* [PROMPT]: Quote the records in full and leave their pictures out.

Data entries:
+--
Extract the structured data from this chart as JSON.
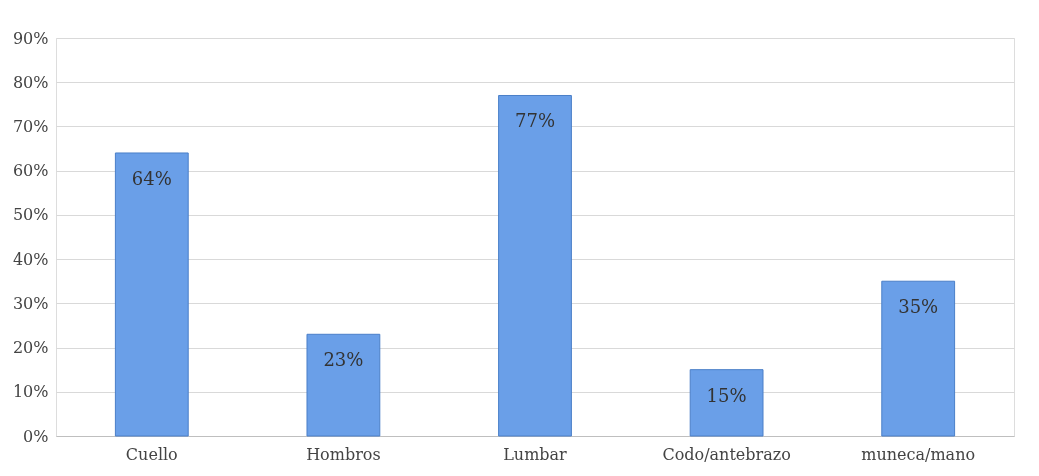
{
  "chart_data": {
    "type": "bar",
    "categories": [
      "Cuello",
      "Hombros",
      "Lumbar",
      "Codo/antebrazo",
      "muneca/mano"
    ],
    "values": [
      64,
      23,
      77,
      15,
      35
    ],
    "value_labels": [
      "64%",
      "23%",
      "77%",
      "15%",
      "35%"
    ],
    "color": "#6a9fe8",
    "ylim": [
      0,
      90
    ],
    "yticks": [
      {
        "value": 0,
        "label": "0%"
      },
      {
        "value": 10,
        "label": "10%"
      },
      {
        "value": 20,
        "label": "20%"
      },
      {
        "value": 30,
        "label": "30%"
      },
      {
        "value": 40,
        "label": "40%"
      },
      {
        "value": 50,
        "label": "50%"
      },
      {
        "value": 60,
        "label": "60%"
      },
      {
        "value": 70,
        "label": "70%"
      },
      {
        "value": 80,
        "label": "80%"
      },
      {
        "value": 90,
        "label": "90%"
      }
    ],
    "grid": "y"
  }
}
+--
* [TASK ANSWER]:
Extract the structured data from this chart as JSON.
{
  "chart_data": {
    "type": "bar",
    "categories": [
      "Cuello",
      "Hombros",
      "Lumbar",
      "Codo/antebrazo",
      "muneca/mano"
    ],
    "values": [
      64,
      23,
      77,
      15,
      35
    ],
    "value_labels": [
      "64%",
      "23%",
      "77%",
      "15%",
      "35%"
    ],
    "color": "#6a9fe8",
    "ylim": [
      0,
      90
    ],
    "yticks": [
      {
        "value": 0,
        "label": "0%"
      },
      {
        "value": 10,
        "label": "10%"
      },
      {
        "value": 20,
        "label": "20%"
      },
      {
        "value": 30,
        "label": "30%"
      },
      {
        "value": 40,
        "label": "40%"
      },
      {
        "value": 50,
        "label": "50%"
      },
      {
        "value": 60,
        "label": "60%"
      },
      {
        "value": 70,
        "label": "70%"
      },
      {
        "value": 80,
        "label": "80%"
      },
      {
        "value": 90,
        "label": "90%"
      }
    ],
    "grid": "y"
  }
}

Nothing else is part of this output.